# [Work instructions]
Output every record word for word.
— Start Dataset excerpts —
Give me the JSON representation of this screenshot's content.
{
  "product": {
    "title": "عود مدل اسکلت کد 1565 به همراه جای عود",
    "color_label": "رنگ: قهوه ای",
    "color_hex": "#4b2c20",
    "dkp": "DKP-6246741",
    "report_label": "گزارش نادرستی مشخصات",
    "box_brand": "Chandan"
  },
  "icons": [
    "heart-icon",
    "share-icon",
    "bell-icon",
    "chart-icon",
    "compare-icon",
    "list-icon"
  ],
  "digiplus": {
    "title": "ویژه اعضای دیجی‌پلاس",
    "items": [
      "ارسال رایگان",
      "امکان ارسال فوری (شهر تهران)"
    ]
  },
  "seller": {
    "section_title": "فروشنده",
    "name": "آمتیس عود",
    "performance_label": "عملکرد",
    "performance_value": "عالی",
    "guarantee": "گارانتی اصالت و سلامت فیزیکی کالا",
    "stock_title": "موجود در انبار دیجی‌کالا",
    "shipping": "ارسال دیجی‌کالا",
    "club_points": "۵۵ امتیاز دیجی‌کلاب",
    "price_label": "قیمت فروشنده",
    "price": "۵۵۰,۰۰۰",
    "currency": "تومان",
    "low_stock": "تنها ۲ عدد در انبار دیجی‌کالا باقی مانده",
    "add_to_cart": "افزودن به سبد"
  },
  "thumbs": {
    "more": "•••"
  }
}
— End Dataset excerpts —
# [Finished exercise]
Give me the JSON representation of this screenshot's content.
{
  "product": {
    "title": "عود مدل اسکلت کد 1565 به همراه جای عود",
    "color_label": "رنگ: قهوه ای",
    "color_hex": "#4b2c20",
    "dkp": "DKP-6246741",
    "report_label": "گزارش نادرستی مشخصات",
    "box_brand": "Chandan"
  },
  "icons": [
    "heart-icon",
    "share-icon",
    "bell-icon",
    "chart-icon",
    "compare-icon",
    "list-icon"
  ],
  "digiplus": {
    "title": "ویژه اعضای دیجی‌پلاس",
    "items": [
      "ارسال رایگان",
      "امکان ارسال فوری (شهر تهران)"
    ]
  },
  "seller": {
    "section_title": "فروشنده",
    "name": "آمتیس عود",
    "performance_label": "عملکرد",
    "performance_value": "عالی",
    "guarantee": "گارانتی اصالت و سلامت فیزیکی کالا",
    "stock_title": "موجود در انبار دیجی‌کالا",
    "shipping": "ارسال دیجی‌کالا",
    "club_points": "۵۵ امتیاز دیجی‌کلاب",
    "price_label": "قیمت فروشنده",
    "price": "۵۵۰,۰۰۰",
    "currency": "تومان",
    "low_stock": "تنها ۲ عدد در انبار دیجی‌کالا باقی مانده",
    "add_to_cart": "افزودن به سبد"
  },
  "thumbs": {
    "more": "•••"
  }
}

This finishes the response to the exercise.